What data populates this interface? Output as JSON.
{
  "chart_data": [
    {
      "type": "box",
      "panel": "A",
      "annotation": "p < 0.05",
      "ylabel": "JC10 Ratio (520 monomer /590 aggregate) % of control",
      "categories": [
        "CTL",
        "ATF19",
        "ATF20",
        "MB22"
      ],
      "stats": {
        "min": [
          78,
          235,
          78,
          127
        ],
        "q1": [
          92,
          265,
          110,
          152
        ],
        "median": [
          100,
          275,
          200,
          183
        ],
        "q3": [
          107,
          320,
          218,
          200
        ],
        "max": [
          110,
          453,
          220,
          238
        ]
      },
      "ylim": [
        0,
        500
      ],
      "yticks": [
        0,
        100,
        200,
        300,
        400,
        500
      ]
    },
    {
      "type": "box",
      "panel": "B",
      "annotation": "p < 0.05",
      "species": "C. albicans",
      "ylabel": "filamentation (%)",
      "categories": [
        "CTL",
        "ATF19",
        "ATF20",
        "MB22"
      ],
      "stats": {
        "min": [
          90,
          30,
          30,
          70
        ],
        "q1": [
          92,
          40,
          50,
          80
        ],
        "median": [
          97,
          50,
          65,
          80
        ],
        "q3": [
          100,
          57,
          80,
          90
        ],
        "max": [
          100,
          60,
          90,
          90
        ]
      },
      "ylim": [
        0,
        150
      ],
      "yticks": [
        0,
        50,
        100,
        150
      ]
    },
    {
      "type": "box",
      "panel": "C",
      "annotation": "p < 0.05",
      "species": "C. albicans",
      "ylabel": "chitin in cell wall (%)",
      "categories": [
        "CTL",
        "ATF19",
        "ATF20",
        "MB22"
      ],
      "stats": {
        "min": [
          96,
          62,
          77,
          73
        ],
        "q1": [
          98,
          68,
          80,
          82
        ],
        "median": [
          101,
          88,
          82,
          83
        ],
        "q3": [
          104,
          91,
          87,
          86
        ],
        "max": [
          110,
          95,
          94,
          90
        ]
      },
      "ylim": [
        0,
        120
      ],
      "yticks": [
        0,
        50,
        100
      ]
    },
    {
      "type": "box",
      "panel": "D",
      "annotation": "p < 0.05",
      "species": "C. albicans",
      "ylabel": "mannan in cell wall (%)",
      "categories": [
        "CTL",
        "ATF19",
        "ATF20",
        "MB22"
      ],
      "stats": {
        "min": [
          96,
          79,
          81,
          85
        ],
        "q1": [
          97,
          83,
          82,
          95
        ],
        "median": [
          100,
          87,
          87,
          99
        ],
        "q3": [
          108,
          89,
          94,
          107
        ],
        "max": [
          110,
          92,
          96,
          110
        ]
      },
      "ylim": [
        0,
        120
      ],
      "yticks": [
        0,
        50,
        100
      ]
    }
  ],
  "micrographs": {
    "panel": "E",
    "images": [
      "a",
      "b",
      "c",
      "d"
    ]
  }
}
====================
▸ Your objective: Identify and copy the lines holding the word "panel".

▸ Response:
      "panel": "A",
      "panel": "B",
      "panel": "C",
      "panel": "D",
    "panel": "E",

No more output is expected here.